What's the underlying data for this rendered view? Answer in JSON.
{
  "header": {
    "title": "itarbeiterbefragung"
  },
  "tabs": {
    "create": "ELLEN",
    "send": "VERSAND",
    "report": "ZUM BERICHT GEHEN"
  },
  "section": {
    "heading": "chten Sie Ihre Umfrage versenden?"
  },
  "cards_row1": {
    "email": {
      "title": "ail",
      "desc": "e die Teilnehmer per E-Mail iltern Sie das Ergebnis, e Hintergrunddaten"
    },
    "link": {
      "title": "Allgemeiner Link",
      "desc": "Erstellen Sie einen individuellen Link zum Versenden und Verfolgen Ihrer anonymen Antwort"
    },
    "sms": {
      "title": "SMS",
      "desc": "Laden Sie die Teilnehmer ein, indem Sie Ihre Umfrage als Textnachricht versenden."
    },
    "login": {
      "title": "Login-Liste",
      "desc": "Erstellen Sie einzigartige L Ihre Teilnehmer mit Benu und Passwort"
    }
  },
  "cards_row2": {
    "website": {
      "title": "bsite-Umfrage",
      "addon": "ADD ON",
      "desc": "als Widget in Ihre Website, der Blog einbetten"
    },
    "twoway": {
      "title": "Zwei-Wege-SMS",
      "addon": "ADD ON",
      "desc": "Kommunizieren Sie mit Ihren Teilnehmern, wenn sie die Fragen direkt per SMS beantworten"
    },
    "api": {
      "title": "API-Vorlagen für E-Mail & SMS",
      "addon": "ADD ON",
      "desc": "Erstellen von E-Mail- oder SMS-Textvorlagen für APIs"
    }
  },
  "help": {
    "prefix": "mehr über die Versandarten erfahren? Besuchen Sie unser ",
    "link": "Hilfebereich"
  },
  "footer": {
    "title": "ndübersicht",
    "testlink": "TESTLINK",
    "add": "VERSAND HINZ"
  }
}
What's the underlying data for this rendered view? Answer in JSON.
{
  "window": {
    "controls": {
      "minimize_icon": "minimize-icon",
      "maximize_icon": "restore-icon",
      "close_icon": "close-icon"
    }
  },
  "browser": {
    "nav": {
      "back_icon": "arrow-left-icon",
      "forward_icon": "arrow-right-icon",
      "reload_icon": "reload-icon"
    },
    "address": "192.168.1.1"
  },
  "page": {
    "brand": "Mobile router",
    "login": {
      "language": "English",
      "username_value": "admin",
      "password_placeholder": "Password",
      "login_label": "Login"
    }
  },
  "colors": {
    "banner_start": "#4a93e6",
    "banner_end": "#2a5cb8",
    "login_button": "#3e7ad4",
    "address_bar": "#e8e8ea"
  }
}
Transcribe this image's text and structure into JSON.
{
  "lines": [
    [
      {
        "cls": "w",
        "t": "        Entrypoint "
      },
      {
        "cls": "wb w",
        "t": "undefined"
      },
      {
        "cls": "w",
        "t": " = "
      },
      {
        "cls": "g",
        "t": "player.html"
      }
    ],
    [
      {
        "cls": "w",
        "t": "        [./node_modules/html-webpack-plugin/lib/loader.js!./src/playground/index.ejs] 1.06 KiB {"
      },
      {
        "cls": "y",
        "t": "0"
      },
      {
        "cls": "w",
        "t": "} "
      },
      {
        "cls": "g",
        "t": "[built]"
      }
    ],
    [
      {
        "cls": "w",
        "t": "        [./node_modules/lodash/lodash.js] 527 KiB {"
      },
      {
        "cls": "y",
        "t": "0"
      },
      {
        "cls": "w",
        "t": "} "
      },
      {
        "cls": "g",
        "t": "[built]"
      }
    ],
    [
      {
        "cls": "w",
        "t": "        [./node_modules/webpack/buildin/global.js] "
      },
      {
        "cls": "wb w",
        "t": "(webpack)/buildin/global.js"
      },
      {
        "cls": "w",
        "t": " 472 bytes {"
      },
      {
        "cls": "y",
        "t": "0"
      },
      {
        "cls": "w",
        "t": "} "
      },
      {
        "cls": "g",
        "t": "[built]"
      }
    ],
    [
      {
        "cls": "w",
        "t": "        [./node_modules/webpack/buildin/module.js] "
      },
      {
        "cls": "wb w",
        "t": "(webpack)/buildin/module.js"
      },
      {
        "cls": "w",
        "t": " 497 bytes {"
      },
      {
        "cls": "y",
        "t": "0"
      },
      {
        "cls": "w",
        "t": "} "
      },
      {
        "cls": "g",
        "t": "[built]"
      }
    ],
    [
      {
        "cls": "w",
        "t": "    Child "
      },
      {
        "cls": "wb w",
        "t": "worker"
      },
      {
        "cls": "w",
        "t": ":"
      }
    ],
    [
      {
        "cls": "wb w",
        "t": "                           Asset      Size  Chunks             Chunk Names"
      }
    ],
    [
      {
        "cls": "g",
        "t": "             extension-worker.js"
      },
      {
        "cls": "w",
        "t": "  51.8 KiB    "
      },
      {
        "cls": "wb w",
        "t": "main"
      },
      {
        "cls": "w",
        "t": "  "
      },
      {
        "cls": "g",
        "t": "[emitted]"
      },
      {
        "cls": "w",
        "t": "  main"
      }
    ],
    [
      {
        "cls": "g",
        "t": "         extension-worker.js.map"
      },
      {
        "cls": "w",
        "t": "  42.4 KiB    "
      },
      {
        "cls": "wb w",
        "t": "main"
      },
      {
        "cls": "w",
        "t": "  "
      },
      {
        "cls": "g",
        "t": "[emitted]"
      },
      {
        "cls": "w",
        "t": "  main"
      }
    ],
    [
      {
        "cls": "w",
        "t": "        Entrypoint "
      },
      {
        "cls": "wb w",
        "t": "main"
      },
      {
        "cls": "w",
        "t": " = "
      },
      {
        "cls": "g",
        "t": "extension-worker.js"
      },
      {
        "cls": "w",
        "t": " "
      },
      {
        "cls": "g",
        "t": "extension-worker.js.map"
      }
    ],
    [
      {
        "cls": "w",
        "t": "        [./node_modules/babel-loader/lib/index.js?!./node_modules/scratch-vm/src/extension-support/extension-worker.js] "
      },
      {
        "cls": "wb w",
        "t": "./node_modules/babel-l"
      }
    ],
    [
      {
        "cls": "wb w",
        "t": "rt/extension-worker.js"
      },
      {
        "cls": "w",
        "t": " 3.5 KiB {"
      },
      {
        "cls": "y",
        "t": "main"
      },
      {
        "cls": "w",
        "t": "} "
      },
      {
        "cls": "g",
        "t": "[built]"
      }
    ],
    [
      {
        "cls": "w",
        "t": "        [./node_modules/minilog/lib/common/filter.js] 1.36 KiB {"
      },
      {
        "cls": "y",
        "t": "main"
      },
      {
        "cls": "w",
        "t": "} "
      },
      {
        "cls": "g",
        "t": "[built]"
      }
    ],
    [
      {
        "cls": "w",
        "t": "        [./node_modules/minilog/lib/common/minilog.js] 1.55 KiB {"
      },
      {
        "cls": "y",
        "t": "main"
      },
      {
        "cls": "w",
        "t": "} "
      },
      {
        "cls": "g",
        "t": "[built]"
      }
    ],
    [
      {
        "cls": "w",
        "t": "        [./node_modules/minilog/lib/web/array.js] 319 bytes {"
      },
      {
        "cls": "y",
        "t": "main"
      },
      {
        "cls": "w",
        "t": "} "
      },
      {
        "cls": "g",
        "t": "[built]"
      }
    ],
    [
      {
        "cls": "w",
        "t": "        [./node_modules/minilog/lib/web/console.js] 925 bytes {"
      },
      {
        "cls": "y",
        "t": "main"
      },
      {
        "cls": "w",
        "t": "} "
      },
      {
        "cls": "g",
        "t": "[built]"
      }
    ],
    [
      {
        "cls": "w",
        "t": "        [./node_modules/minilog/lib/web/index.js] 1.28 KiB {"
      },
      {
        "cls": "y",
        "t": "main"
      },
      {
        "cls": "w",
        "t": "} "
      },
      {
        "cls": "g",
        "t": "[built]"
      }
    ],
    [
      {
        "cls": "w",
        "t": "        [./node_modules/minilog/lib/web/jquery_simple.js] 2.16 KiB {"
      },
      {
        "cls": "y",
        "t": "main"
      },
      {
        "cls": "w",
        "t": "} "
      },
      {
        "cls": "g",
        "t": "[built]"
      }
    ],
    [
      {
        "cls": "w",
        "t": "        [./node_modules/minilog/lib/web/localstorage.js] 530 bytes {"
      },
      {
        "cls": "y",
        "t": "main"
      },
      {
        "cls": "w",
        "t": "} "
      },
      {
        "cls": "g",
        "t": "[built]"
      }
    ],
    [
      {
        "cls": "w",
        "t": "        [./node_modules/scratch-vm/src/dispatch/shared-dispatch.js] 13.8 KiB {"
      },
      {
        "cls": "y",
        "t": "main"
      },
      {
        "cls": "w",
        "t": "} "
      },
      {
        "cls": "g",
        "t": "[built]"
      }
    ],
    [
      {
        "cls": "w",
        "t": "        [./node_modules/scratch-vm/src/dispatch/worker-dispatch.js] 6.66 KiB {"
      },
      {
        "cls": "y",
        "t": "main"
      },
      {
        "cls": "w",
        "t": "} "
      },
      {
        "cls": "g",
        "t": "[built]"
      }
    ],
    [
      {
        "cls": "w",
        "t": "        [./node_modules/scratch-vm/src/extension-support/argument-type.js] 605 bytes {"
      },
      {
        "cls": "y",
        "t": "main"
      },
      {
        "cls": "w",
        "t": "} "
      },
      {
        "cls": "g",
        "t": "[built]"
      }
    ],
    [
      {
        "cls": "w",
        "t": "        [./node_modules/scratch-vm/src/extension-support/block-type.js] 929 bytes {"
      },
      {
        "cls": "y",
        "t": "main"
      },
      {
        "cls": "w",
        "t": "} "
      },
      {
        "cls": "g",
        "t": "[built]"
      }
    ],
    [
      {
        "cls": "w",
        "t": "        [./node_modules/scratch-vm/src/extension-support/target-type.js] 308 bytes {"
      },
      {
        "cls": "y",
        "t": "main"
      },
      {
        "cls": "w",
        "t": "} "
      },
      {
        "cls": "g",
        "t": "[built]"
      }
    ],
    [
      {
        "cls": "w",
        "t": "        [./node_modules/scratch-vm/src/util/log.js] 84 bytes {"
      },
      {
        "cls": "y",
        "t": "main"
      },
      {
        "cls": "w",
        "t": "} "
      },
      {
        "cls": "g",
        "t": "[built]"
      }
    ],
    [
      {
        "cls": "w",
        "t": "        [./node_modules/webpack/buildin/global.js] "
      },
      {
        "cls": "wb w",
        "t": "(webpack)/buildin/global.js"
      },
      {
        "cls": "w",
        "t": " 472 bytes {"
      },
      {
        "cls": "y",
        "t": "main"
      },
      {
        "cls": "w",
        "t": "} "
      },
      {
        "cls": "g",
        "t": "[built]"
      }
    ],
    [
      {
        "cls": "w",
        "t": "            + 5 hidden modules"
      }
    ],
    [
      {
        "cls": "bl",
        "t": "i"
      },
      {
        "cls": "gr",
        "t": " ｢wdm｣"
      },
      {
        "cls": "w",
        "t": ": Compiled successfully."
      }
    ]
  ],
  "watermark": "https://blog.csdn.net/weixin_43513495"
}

########################################

◆ What needs to be done ◆
Which lines of the material contain the string "babel"? List each of them.

◆ Worked answer ◆
        "t": "        [./node_modules/babel-loader/lib/index.js?!./node_modules/scratch-vm/src/extension-support/extension-worker.js] "
        "t": "./node_modules/babel-l"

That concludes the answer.